-------- GIVEN RECORDS --------

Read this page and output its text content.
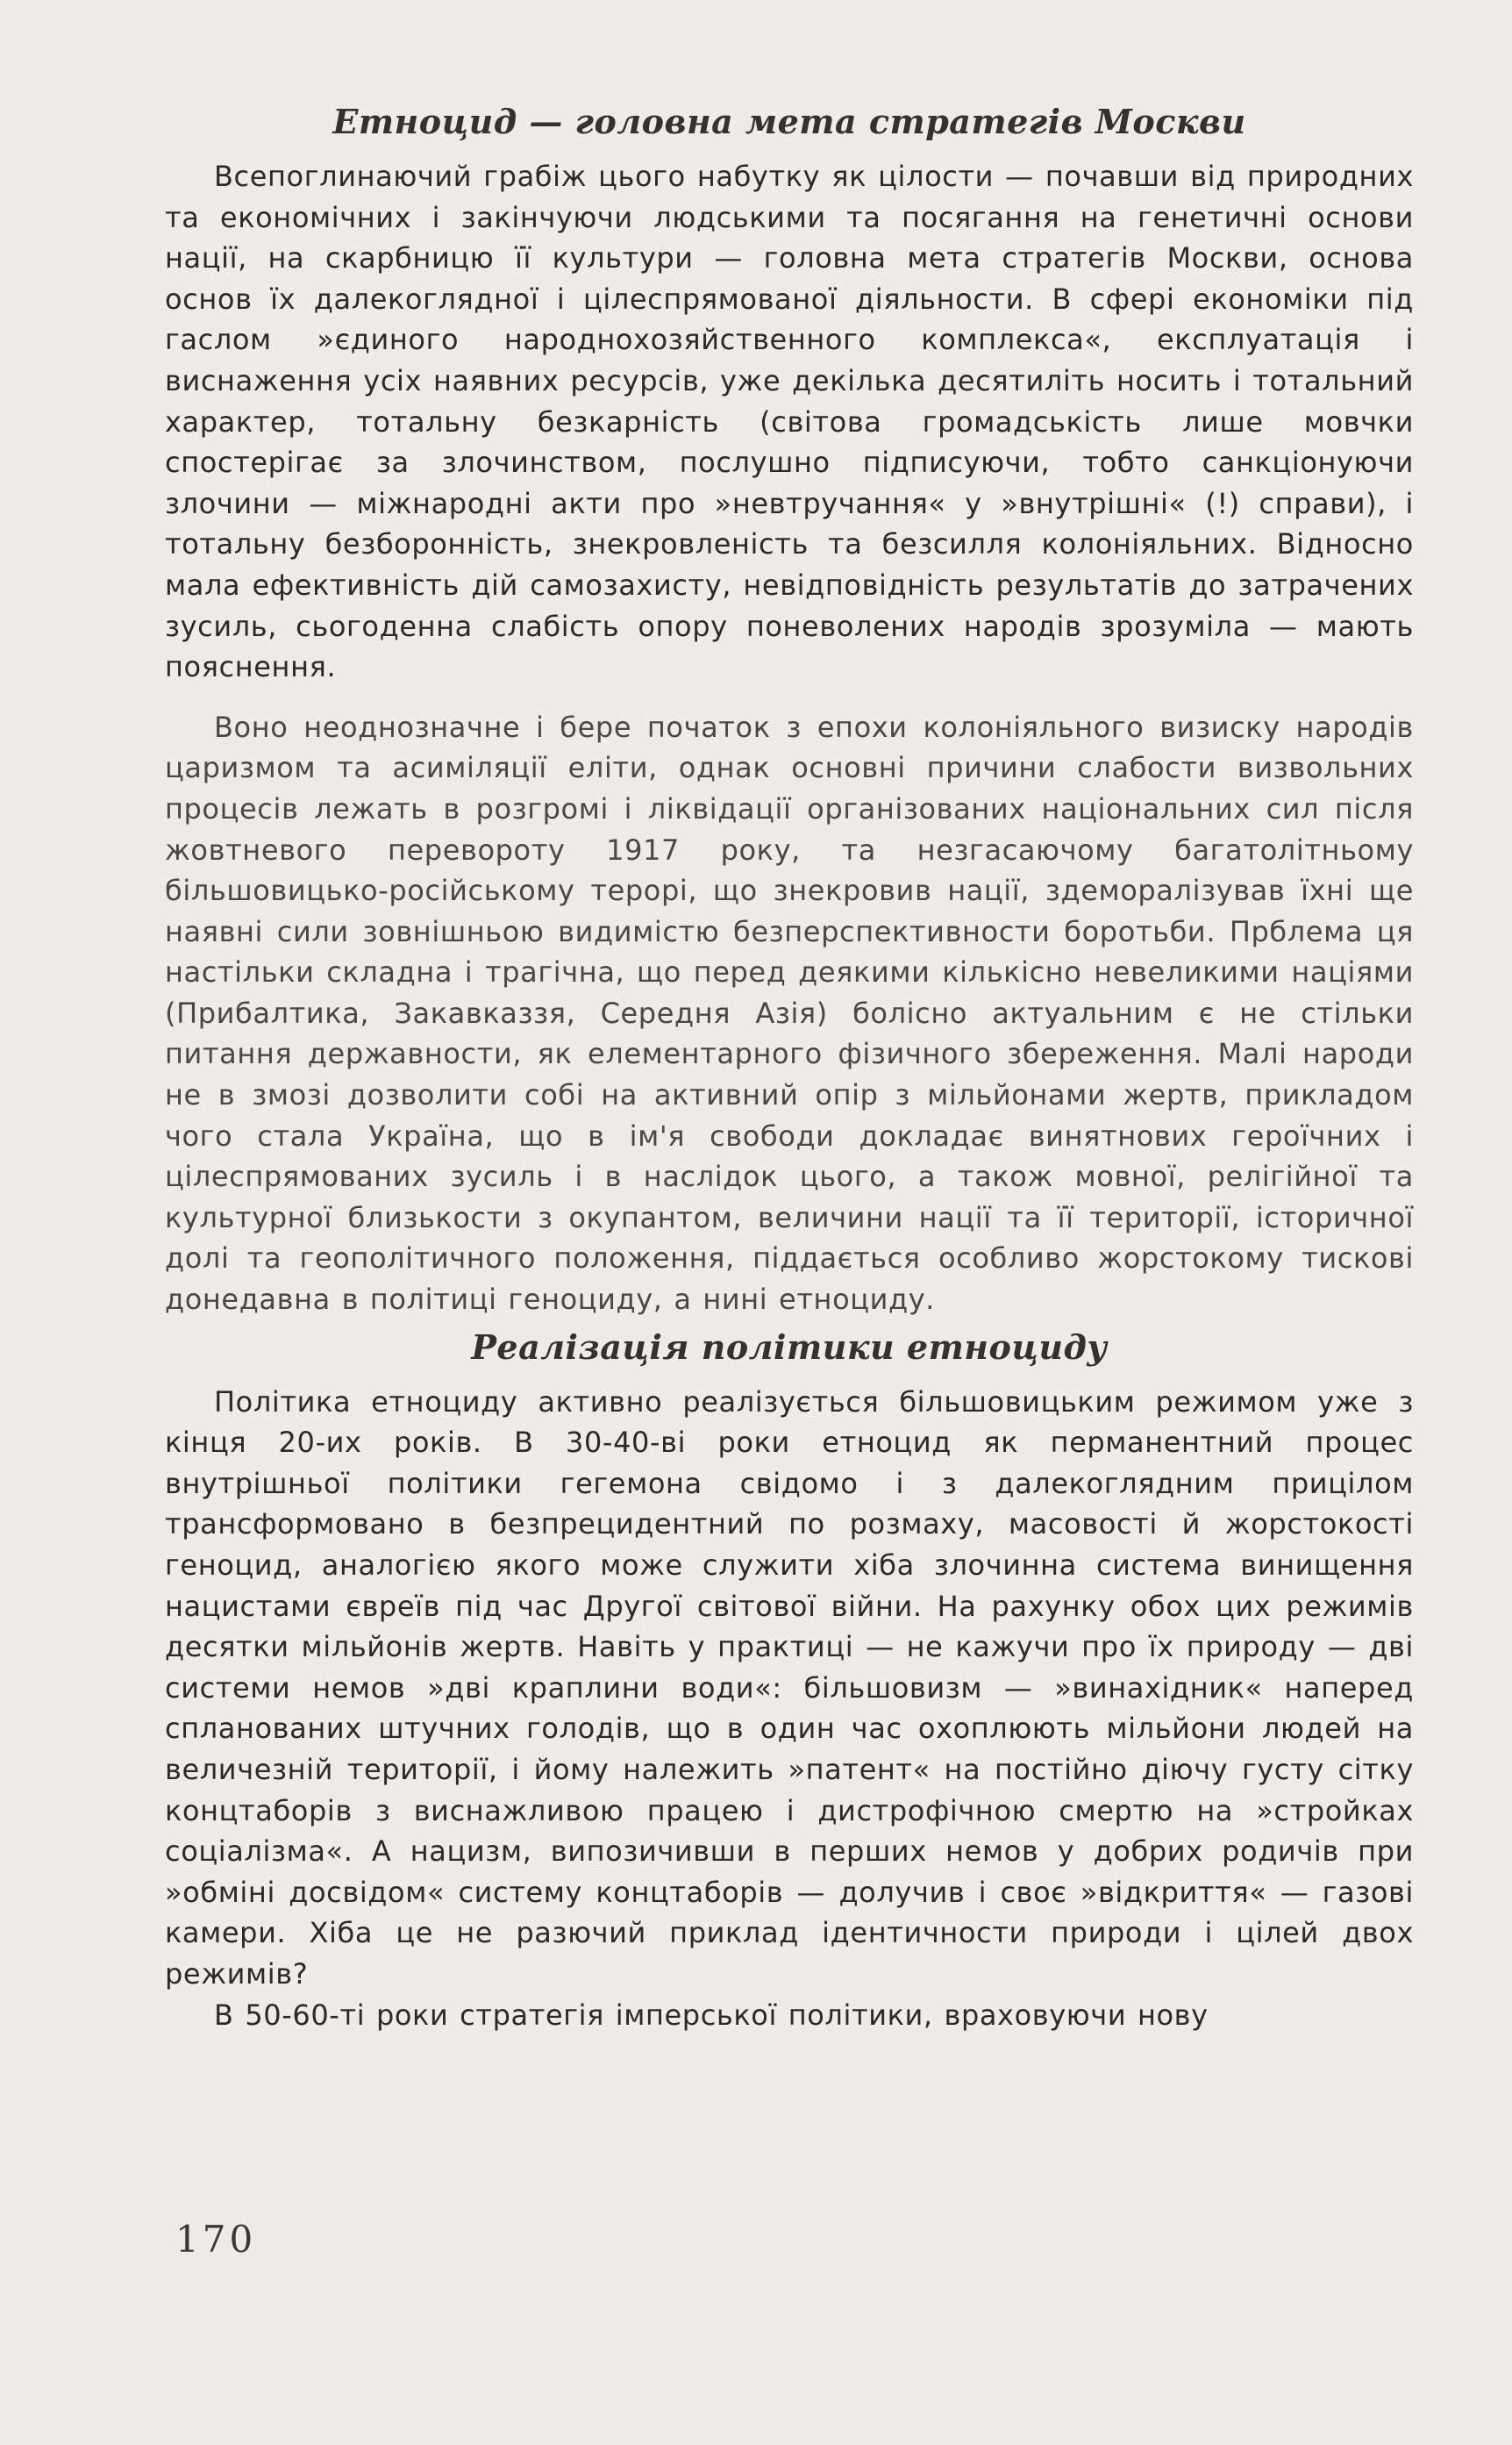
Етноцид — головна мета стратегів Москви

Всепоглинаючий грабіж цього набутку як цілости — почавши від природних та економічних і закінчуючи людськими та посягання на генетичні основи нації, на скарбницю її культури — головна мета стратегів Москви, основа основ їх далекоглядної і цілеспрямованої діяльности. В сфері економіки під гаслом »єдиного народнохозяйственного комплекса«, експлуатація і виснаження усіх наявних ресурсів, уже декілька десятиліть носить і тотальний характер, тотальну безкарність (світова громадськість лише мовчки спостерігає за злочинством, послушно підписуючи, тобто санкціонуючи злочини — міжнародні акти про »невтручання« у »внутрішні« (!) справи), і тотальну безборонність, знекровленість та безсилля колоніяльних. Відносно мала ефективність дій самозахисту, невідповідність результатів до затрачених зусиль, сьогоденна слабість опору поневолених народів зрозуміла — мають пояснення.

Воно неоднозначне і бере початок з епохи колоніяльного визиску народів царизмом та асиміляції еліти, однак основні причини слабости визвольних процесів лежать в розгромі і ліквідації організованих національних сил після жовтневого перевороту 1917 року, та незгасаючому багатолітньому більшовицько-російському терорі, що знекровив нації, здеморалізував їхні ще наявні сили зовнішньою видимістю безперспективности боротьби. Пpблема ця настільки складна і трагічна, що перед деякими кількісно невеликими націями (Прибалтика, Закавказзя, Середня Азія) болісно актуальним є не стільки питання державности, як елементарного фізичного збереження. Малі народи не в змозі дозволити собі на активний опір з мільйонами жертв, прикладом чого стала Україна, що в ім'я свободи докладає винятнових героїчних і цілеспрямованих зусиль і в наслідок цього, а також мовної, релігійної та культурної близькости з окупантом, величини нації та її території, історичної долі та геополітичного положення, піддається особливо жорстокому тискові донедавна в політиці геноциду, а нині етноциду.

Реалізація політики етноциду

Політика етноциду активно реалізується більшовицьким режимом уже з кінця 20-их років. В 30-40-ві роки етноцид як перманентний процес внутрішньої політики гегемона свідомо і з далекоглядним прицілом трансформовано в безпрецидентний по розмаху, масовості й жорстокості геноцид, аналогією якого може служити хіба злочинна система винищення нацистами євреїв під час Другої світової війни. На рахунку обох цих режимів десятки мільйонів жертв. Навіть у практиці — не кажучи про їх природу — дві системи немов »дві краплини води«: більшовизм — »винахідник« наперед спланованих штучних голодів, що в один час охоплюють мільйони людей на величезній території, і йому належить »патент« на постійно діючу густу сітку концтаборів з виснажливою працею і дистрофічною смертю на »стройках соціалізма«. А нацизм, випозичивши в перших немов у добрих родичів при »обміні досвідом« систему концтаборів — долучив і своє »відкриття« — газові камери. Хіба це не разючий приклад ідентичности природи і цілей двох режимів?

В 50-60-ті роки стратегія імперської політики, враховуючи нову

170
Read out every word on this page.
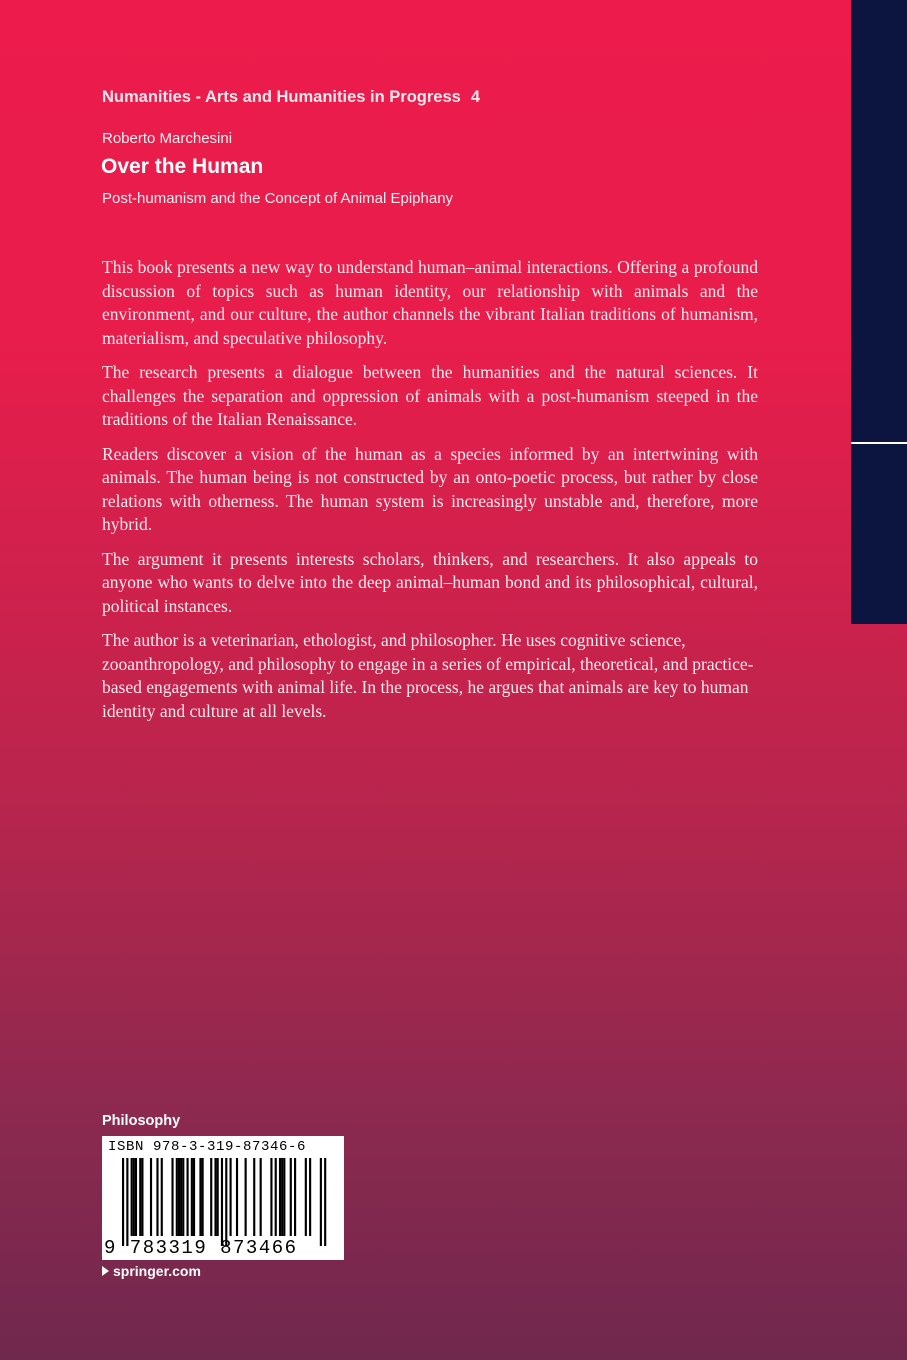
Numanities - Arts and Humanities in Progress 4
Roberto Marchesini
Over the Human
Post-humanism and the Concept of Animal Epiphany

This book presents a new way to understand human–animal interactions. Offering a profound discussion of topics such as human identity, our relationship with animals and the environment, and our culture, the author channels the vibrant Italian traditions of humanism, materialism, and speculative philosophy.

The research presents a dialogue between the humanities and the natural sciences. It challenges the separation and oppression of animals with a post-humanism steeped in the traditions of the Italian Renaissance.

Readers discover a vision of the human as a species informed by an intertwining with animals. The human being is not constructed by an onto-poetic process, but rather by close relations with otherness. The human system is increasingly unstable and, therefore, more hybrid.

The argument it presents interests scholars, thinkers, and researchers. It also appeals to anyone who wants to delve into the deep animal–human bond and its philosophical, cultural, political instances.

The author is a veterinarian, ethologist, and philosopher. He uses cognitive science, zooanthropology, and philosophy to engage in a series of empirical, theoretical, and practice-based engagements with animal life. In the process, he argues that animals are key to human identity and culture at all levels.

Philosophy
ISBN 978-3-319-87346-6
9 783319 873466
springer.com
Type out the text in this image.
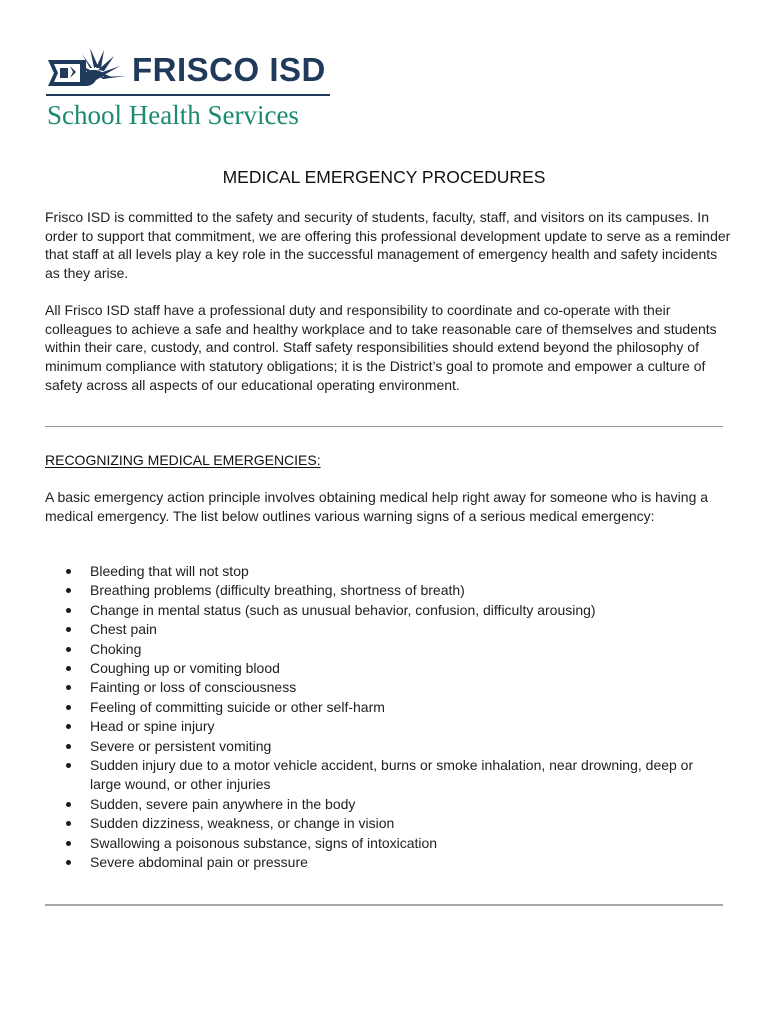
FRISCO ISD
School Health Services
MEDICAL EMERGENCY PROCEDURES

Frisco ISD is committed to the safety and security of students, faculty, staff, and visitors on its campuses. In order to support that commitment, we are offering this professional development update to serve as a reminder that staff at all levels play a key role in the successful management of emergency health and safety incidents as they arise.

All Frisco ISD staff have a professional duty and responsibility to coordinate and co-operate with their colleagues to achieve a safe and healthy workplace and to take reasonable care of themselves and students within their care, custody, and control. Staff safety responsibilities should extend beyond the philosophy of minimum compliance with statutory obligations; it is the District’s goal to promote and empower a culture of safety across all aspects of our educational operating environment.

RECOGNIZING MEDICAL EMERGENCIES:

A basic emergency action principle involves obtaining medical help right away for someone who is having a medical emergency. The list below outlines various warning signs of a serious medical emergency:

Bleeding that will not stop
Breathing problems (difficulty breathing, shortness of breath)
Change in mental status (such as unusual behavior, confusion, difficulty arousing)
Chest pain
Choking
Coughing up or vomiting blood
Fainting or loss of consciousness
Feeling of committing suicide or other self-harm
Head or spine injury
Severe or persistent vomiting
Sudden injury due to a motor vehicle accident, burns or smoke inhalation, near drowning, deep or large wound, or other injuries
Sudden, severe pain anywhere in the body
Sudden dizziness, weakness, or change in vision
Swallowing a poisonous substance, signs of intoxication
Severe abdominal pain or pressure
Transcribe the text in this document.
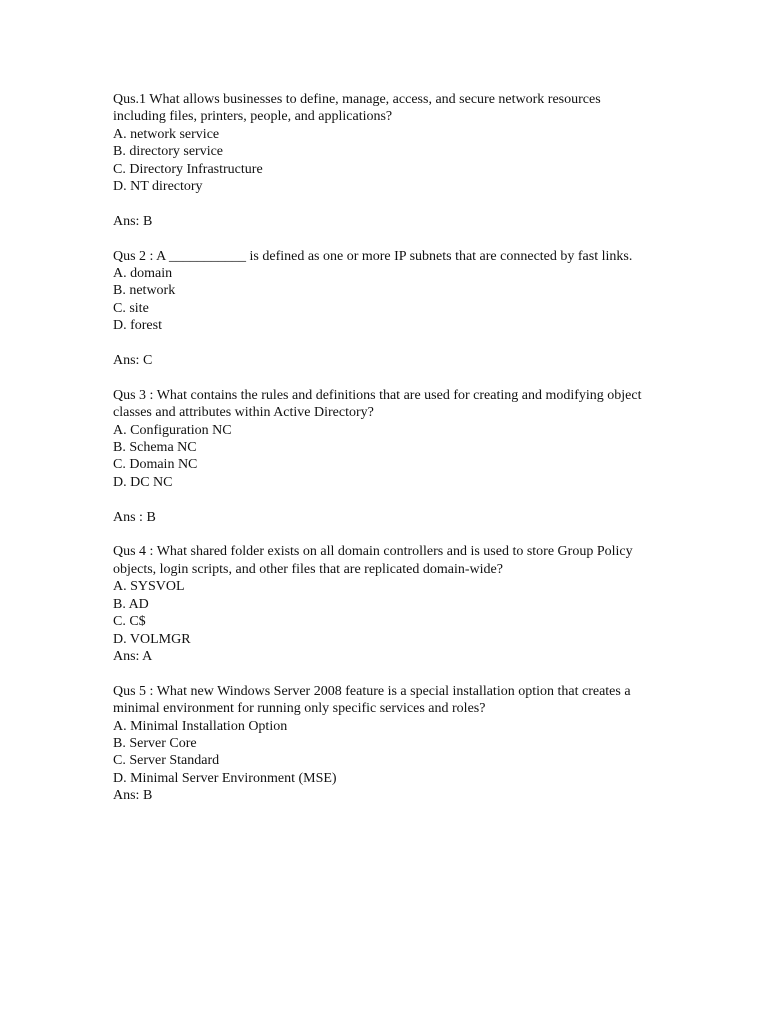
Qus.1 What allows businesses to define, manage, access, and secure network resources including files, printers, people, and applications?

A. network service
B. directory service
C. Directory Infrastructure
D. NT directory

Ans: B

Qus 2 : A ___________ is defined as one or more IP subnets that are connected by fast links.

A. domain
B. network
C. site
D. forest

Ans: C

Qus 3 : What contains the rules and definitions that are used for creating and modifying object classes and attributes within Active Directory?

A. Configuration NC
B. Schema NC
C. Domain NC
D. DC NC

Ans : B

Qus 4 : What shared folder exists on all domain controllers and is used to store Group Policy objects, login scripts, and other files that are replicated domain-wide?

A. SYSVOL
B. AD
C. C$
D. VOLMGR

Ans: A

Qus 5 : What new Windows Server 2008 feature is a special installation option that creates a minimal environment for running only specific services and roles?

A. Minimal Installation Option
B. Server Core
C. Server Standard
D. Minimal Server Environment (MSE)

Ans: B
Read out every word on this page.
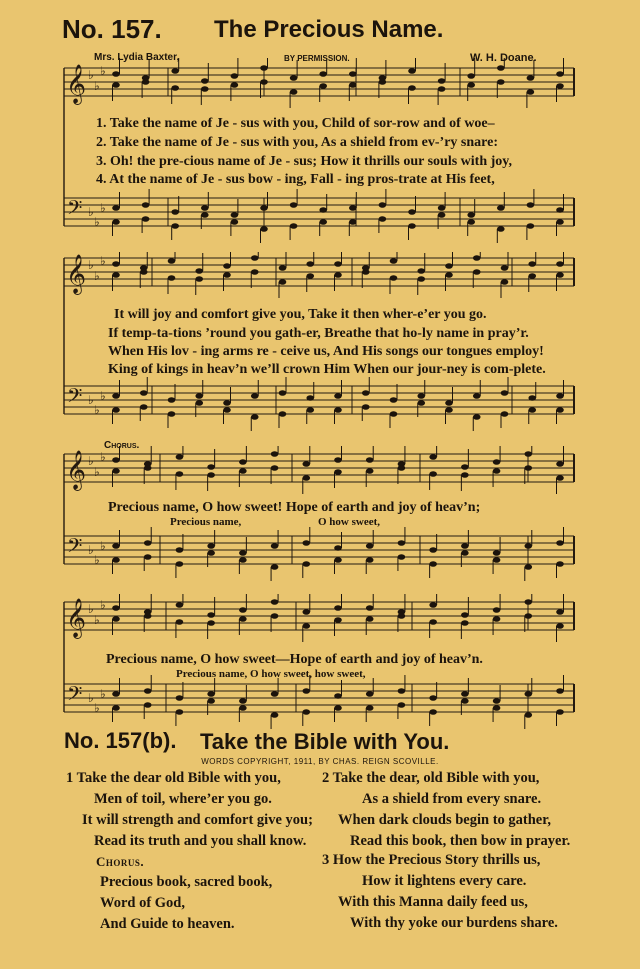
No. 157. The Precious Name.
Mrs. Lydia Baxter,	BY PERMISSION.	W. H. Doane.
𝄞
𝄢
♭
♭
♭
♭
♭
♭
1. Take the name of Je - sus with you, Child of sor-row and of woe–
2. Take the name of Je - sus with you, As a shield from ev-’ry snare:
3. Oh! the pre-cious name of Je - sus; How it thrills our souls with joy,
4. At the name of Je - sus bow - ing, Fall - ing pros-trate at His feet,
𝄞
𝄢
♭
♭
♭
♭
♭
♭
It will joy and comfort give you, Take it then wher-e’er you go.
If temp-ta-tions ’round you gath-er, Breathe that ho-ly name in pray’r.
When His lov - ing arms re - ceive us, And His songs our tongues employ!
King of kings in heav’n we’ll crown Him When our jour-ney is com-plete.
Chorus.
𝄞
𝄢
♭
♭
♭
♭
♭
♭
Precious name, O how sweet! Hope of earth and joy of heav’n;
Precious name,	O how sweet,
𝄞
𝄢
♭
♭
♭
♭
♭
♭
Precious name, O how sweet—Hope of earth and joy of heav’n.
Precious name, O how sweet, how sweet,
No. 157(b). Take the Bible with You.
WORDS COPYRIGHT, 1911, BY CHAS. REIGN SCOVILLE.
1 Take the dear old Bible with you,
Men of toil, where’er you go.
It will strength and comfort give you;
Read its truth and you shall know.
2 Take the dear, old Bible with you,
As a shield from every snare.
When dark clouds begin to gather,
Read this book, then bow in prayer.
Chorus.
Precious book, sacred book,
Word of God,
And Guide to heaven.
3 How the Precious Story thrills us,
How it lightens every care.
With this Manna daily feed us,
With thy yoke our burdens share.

--------

Return each line in the records that holds the string "deep".

The argument it presents interests scholars, thinkers, and researchers. It also appeals to anyone who wants to delve into the deep animal–human bond and its philosophical, cultural, political instances.
Sudden injury due to a motor vehicle accident, burns or smoke inhalation, near drowning, deep or large wound, or other injuries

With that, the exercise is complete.